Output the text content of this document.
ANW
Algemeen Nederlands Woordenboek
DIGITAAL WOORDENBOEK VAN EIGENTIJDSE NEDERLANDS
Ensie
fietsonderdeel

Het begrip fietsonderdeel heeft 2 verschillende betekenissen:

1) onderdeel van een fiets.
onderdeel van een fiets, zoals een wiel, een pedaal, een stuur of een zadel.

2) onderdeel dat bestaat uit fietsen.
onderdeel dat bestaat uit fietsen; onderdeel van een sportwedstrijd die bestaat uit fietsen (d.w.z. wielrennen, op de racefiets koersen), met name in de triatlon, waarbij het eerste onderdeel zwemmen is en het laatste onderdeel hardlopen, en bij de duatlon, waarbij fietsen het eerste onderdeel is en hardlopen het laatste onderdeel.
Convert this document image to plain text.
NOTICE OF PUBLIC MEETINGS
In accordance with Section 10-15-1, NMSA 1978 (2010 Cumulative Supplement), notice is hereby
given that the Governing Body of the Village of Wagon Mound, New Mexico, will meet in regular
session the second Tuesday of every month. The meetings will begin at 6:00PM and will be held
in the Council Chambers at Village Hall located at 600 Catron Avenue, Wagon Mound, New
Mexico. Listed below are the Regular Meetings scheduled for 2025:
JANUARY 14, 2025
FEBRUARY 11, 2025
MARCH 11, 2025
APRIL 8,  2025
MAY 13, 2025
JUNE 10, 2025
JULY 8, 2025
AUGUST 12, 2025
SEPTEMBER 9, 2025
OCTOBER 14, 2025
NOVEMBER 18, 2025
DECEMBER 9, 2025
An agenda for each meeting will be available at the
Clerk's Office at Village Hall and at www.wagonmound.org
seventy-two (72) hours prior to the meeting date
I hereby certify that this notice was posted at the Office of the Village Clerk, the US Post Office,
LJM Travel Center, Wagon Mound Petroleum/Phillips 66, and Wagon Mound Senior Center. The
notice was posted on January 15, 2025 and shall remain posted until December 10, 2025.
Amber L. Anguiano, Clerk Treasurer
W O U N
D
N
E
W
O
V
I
-- -- --
EXERCISE OBJECTIVE:
Among the entries above, how many lines hold the string "hereby"? Respond with nothing but the number.

WORKED ANSWER:
2